== PROVIDED DATA
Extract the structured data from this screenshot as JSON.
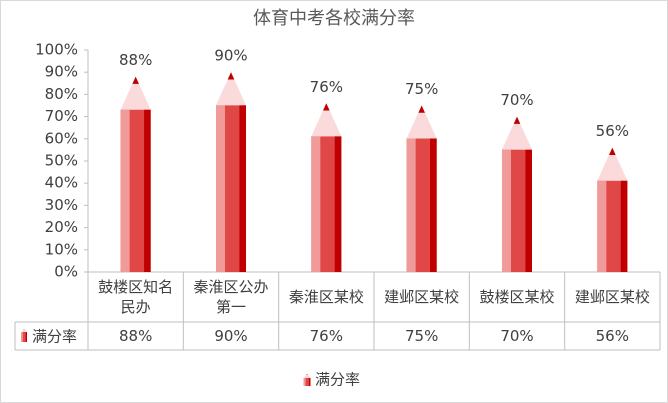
{
  "chart_data": {
    "type": "bar",
    "title": "体育中考各校满分率",
    "categories": [
      "鼓楼区知名民办",
      "秦淮区公办第一",
      "秦淮区某校",
      "建邺区某校",
      "鼓楼区某校",
      "建邺区某校"
    ],
    "series": [
      {
        "name": "满分率",
        "color": "#e04848",
        "values": [
          88,
          90,
          76,
          75,
          70,
          56
        ],
        "value_labels": [
          "88%",
          "90%",
          "76%",
          "75%",
          "70%",
          "56%"
        ]
      }
    ],
    "ylim": [
      0,
      100
    ],
    "yticks": [
      {
        "value": 0,
        "label": "0%"
      },
      {
        "value": 10,
        "label": "10%"
      },
      {
        "value": 20,
        "label": "20%"
      },
      {
        "value": 30,
        "label": "30%"
      },
      {
        "value": 40,
        "label": "40%"
      },
      {
        "value": 50,
        "label": "50%"
      },
      {
        "value": 60,
        "label": "60%"
      },
      {
        "value": 70,
        "label": "70%"
      },
      {
        "value": 80,
        "label": "80%"
      },
      {
        "value": 90,
        "label": "90%"
      },
      {
        "value": 100,
        "label": "100%"
      }
    ],
    "grid": false,
    "legend": "bottom"
  }
}
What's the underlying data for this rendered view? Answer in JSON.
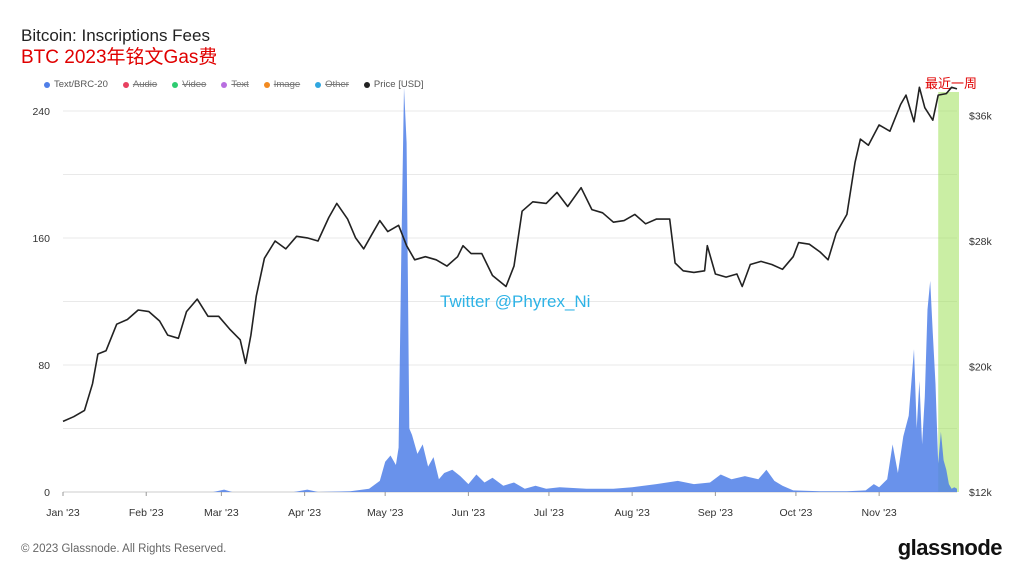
{
  "page": {
    "title": "Bitcoin: Inscriptions Fees",
    "subtitle": "BTC 2023年铭文Gas费",
    "week_label": "最近一周",
    "watermark": "Twitter @Phyrex_Ni",
    "footer": "© 2023 Glassnode. All Rights Reserved.",
    "logo": "glassnode"
  },
  "legend": [
    {
      "label": "Text/BRC-20",
      "color": "#4f7fe8",
      "active": true
    },
    {
      "label": "Audio",
      "color": "#e84060",
      "active": false
    },
    {
      "label": "Video",
      "color": "#2ecc71",
      "active": false
    },
    {
      "label": "Text",
      "color": "#b86ee0",
      "active": false
    },
    {
      "label": "Image",
      "color": "#f28a20",
      "active": false
    },
    {
      "label": "Other",
      "color": "#30a7e0",
      "active": false
    },
    {
      "label": "Price [USD]",
      "color": "#222222",
      "active": true
    }
  ],
  "chart_data": {
    "type": "area",
    "title": "Bitcoin: Inscriptions Fees",
    "x_axis": {
      "labels": [
        "Jan '23",
        "Feb '23",
        "Mar '23",
        "Apr '23",
        "May '23",
        "Jun '23",
        "Jul '23",
        "Aug '23",
        "Sep '23",
        "Oct '23",
        "Nov '23"
      ],
      "range": [
        "2023-01-01",
        "2023-11-30"
      ]
    },
    "y_left": {
      "ticks": [
        0,
        80,
        160,
        240
      ],
      "ylim": [
        0,
        252
      ]
    },
    "y_right": {
      "ticks": [
        "$12k",
        "$20k",
        "$28k",
        "$36k"
      ],
      "tick_values": [
        12000,
        20000,
        28000,
        36000
      ],
      "ylim": [
        12000,
        37500
      ]
    },
    "highlight": {
      "from": "2023-11-23",
      "to": "2023-11-30",
      "color": "#9ee05a",
      "label": "最近一周"
    },
    "series": [
      {
        "name": "Text/BRC-20",
        "axis": "left",
        "color": "#4f7fe8",
        "points": [
          [
            "2023-01-01",
            0
          ],
          [
            "2023-02-01",
            0
          ],
          [
            "2023-02-26",
            0
          ],
          [
            "2023-03-02",
            1.5
          ],
          [
            "2023-03-05",
            0
          ],
          [
            "2023-03-28",
            0
          ],
          [
            "2023-04-02",
            1.5
          ],
          [
            "2023-04-06",
            0
          ],
          [
            "2023-04-18",
            0.5
          ],
          [
            "2023-04-25",
            2
          ],
          [
            "2023-04-29",
            7
          ],
          [
            "2023-05-01",
            19
          ],
          [
            "2023-05-03",
            23
          ],
          [
            "2023-05-05",
            17
          ],
          [
            "2023-05-06",
            28
          ],
          [
            "2023-05-07",
            150
          ],
          [
            "2023-05-08",
            255
          ],
          [
            "2023-05-09",
            220
          ],
          [
            "2023-05-10",
            40
          ],
          [
            "2023-05-11",
            36
          ],
          [
            "2023-05-13",
            24
          ],
          [
            "2023-05-15",
            30
          ],
          [
            "2023-05-17",
            16
          ],
          [
            "2023-05-19",
            22
          ],
          [
            "2023-05-21",
            8
          ],
          [
            "2023-05-23",
            12
          ],
          [
            "2023-05-26",
            14
          ],
          [
            "2023-05-29",
            10
          ],
          [
            "2023-06-01",
            5
          ],
          [
            "2023-06-04",
            11
          ],
          [
            "2023-06-07",
            6
          ],
          [
            "2023-06-10",
            9
          ],
          [
            "2023-06-14",
            4
          ],
          [
            "2023-06-18",
            6
          ],
          [
            "2023-06-22",
            2
          ],
          [
            "2023-06-26",
            4
          ],
          [
            "2023-06-30",
            2
          ],
          [
            "2023-07-05",
            3
          ],
          [
            "2023-07-15",
            2
          ],
          [
            "2023-07-25",
            2
          ],
          [
            "2023-08-01",
            3
          ],
          [
            "2023-08-10",
            5
          ],
          [
            "2023-08-18",
            7
          ],
          [
            "2023-08-24",
            5
          ],
          [
            "2023-08-30",
            6
          ],
          [
            "2023-09-03",
            11
          ],
          [
            "2023-09-07",
            8
          ],
          [
            "2023-09-12",
            10
          ],
          [
            "2023-09-17",
            8
          ],
          [
            "2023-09-20",
            14
          ],
          [
            "2023-09-23",
            7
          ],
          [
            "2023-09-26",
            4
          ],
          [
            "2023-09-30",
            1
          ],
          [
            "2023-10-10",
            0.5
          ],
          [
            "2023-10-20",
            0.5
          ],
          [
            "2023-10-27",
            1
          ],
          [
            "2023-10-30",
            5
          ],
          [
            "2023-11-01",
            3
          ],
          [
            "2023-11-04",
            8
          ],
          [
            "2023-11-06",
            30
          ],
          [
            "2023-11-08",
            12
          ],
          [
            "2023-11-10",
            35
          ],
          [
            "2023-11-12",
            48
          ],
          [
            "2023-11-14",
            90
          ],
          [
            "2023-11-15",
            40
          ],
          [
            "2023-11-16",
            70
          ],
          [
            "2023-11-17",
            30
          ],
          [
            "2023-11-18",
            60
          ],
          [
            "2023-11-19",
            115
          ],
          [
            "2023-11-20",
            133
          ],
          [
            "2023-11-21",
            100
          ],
          [
            "2023-11-22",
            68
          ],
          [
            "2023-11-23",
            18
          ],
          [
            "2023-11-24",
            38
          ],
          [
            "2023-11-25",
            20
          ],
          [
            "2023-11-26",
            14
          ],
          [
            "2023-11-27",
            5
          ],
          [
            "2023-11-28",
            2
          ],
          [
            "2023-11-29",
            3
          ],
          [
            "2023-11-30",
            2
          ]
        ]
      },
      {
        "name": "Price [USD]",
        "axis": "right",
        "color": "#222222",
        "points": [
          [
            "2023-01-01",
            16500
          ],
          [
            "2023-01-05",
            16800
          ],
          [
            "2023-01-09",
            17200
          ],
          [
            "2023-01-12",
            18900
          ],
          [
            "2023-01-14",
            20800
          ],
          [
            "2023-01-17",
            21000
          ],
          [
            "2023-01-21",
            22700
          ],
          [
            "2023-01-25",
            23000
          ],
          [
            "2023-01-29",
            23600
          ],
          [
            "2023-02-02",
            23500
          ],
          [
            "2023-02-06",
            22900
          ],
          [
            "2023-02-09",
            22000
          ],
          [
            "2023-02-13",
            21800
          ],
          [
            "2023-02-16",
            23500
          ],
          [
            "2023-02-20",
            24300
          ],
          [
            "2023-02-24",
            23200
          ],
          [
            "2023-02-28",
            23200
          ],
          [
            "2023-03-04",
            22400
          ],
          [
            "2023-03-08",
            21700
          ],
          [
            "2023-03-10",
            20200
          ],
          [
            "2023-03-12",
            22000
          ],
          [
            "2023-03-14",
            24500
          ],
          [
            "2023-03-17",
            26900
          ],
          [
            "2023-03-21",
            28000
          ],
          [
            "2023-03-25",
            27500
          ],
          [
            "2023-03-29",
            28300
          ],
          [
            "2023-04-02",
            28200
          ],
          [
            "2023-04-06",
            28000
          ],
          [
            "2023-04-10",
            29500
          ],
          [
            "2023-04-13",
            30400
          ],
          [
            "2023-04-17",
            29400
          ],
          [
            "2023-04-20",
            28200
          ],
          [
            "2023-04-23",
            27500
          ],
          [
            "2023-04-26",
            28400
          ],
          [
            "2023-04-29",
            29300
          ],
          [
            "2023-05-02",
            28600
          ],
          [
            "2023-05-06",
            29000
          ],
          [
            "2023-05-09",
            27700
          ],
          [
            "2023-05-12",
            26800
          ],
          [
            "2023-05-16",
            27000
          ],
          [
            "2023-05-20",
            26800
          ],
          [
            "2023-05-24",
            26400
          ],
          [
            "2023-05-28",
            27000
          ],
          [
            "2023-05-30",
            27700
          ],
          [
            "2023-06-02",
            27200
          ],
          [
            "2023-06-06",
            27200
          ],
          [
            "2023-06-10",
            25800
          ],
          [
            "2023-06-15",
            25100
          ],
          [
            "2023-06-18",
            26400
          ],
          [
            "2023-06-21",
            29900
          ],
          [
            "2023-06-25",
            30500
          ],
          [
            "2023-06-30",
            30400
          ],
          [
            "2023-07-04",
            31100
          ],
          [
            "2023-07-08",
            30200
          ],
          [
            "2023-07-13",
            31400
          ],
          [
            "2023-07-17",
            30000
          ],
          [
            "2023-07-21",
            29800
          ],
          [
            "2023-07-25",
            29200
          ],
          [
            "2023-07-29",
            29300
          ],
          [
            "2023-08-02",
            29700
          ],
          [
            "2023-08-06",
            29100
          ],
          [
            "2023-08-10",
            29400
          ],
          [
            "2023-08-15",
            29400
          ],
          [
            "2023-08-17",
            26600
          ],
          [
            "2023-08-20",
            26100
          ],
          [
            "2023-08-24",
            26000
          ],
          [
            "2023-08-28",
            26100
          ],
          [
            "2023-08-29",
            27700
          ],
          [
            "2023-09-01",
            25900
          ],
          [
            "2023-09-05",
            25700
          ],
          [
            "2023-09-09",
            25900
          ],
          [
            "2023-09-11",
            25100
          ],
          [
            "2023-09-14",
            26500
          ],
          [
            "2023-09-18",
            26700
          ],
          [
            "2023-09-22",
            26500
          ],
          [
            "2023-09-26",
            26200
          ],
          [
            "2023-09-30",
            27000
          ],
          [
            "2023-10-02",
            27900
          ],
          [
            "2023-10-06",
            27800
          ],
          [
            "2023-10-10",
            27300
          ],
          [
            "2023-10-13",
            26800
          ],
          [
            "2023-10-16",
            28500
          ],
          [
            "2023-10-20",
            29700
          ],
          [
            "2023-10-23",
            33000
          ],
          [
            "2023-10-25",
            34500
          ],
          [
            "2023-10-28",
            34100
          ],
          [
            "2023-11-01",
            35400
          ],
          [
            "2023-11-05",
            35000
          ],
          [
            "2023-11-09",
            36700
          ],
          [
            "2023-11-11",
            37300
          ],
          [
            "2023-11-14",
            35600
          ],
          [
            "2023-11-16",
            37800
          ],
          [
            "2023-11-18",
            36500
          ],
          [
            "2023-11-21",
            35700
          ],
          [
            "2023-11-23",
            37300
          ],
          [
            "2023-11-26",
            37400
          ],
          [
            "2023-11-28",
            37800
          ],
          [
            "2023-11-30",
            37700
          ]
        ]
      }
    ]
  }
}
====
_TASK PROMPT:_ Copy out every line where the word "JSON" occurs.

_THE REPLY:_
Extract the structured data from this screenshot as JSON.
What's the underlying data for this rendered view? Answer in JSON.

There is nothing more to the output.